** The task **
For the copy, please give all of the data again exactly and leave the pictures out.

**** Records for processing ****

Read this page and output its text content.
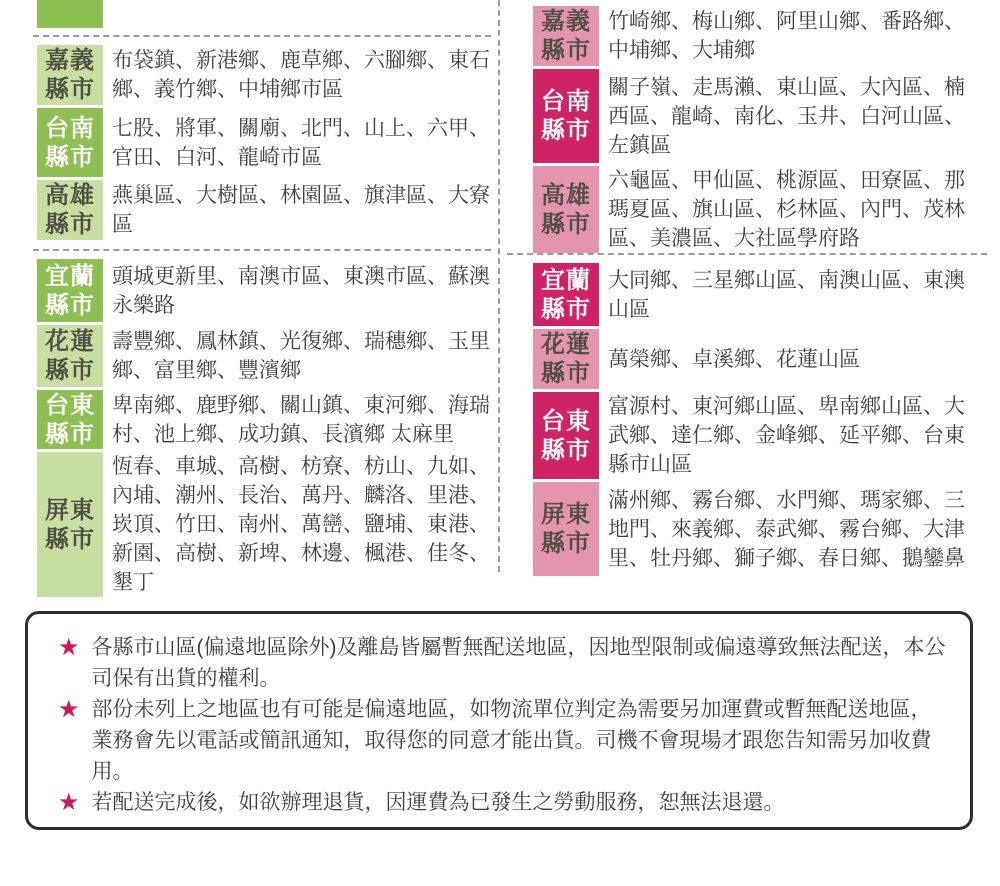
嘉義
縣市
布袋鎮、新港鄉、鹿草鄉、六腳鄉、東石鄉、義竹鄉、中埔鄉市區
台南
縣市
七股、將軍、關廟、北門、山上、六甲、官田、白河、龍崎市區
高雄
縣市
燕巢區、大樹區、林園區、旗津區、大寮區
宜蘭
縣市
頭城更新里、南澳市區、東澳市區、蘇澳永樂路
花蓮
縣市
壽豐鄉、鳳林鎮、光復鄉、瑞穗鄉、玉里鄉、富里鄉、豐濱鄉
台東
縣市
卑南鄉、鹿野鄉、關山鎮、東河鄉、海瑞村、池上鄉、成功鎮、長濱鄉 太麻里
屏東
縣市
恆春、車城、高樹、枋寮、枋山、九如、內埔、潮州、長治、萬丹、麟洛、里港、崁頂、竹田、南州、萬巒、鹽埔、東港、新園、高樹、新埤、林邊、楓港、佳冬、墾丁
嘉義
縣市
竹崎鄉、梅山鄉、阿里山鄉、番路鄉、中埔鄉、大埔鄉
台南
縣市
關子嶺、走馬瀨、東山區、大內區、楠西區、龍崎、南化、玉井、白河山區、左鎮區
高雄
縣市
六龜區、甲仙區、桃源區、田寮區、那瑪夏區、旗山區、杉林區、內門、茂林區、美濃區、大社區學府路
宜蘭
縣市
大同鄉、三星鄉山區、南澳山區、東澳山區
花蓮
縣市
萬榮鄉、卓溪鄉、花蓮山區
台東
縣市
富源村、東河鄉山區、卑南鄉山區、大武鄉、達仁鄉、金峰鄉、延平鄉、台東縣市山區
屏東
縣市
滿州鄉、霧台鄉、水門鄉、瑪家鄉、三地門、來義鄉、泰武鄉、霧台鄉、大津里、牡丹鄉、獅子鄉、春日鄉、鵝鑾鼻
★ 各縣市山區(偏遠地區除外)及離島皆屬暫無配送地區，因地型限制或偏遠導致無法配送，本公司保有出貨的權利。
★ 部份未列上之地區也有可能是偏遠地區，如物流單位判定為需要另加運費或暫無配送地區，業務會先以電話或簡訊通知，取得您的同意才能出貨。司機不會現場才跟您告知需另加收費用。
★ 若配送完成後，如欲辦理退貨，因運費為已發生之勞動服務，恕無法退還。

****

** Finished answer **
Read this page and output its text content.
嘉義
縣市
布袋鎮、新港鄉、鹿草鄉、六腳鄉、東石鄉、義竹鄉、中埔鄉市區
台南
縣市
七股、將軍、關廟、北門、山上、六甲、官田、白河、龍崎市區
高雄
縣市
燕巢區、大樹區、林園區、旗津區、大寮區
宜蘭
縣市
頭城更新里、南澳市區、東澳市區、蘇澳永樂路
花蓮
縣市
壽豐鄉、鳳林鎮、光復鄉、瑞穗鄉、玉里鄉、富里鄉、豐濱鄉
台東
縣市
卑南鄉、鹿野鄉、關山鎮、東河鄉、海瑞村、池上鄉、成功鎮、長濱鄉 太麻里
屏東
縣市
恆春、車城、高樹、枋寮、枋山、九如、內埔、潮州、長治、萬丹、麟洛、里港、崁頂、竹田、南州、萬巒、鹽埔、東港、新園、高樹、新埤、林邊、楓港、佳冬、墾丁
嘉義
縣市
竹崎鄉、梅山鄉、阿里山鄉、番路鄉、中埔鄉、大埔鄉
台南
縣市
關子嶺、走馬瀨、東山區、大內區、楠西區、龍崎、南化、玉井、白河山區、左鎮區
高雄
縣市
六龜區、甲仙區、桃源區、田寮區、那瑪夏區、旗山區、杉林區、內門、茂林區、美濃區、大社區學府路
宜蘭
縣市
大同鄉、三星鄉山區、南澳山區、東澳山區
花蓮
縣市
萬榮鄉、卓溪鄉、花蓮山區
台東
縣市
富源村、東河鄉山區、卑南鄉山區、大武鄉、達仁鄉、金峰鄉、延平鄉、台東縣市山區
屏東
縣市
滿州鄉、霧台鄉、水門鄉、瑪家鄉、三地門、來義鄉、泰武鄉、霧台鄉、大津里、牡丹鄉、獅子鄉、春日鄉、鵝鑾鼻
★ 各縣市山區(偏遠地區除外)及離島皆屬暫無配送地區，因地型限制或偏遠導致無法配送，本公司保有出貨的權利。
★ 部份未列上之地區也有可能是偏遠地區，如物流單位判定為需要另加運費或暫無配送地區，業務會先以電話或簡訊通知，取得您的同意才能出貨。司機不會現場才跟您告知需另加收費用。
★ 若配送完成後，如欲辦理退貨，因運費為已發生之勞動服務，恕無法退還。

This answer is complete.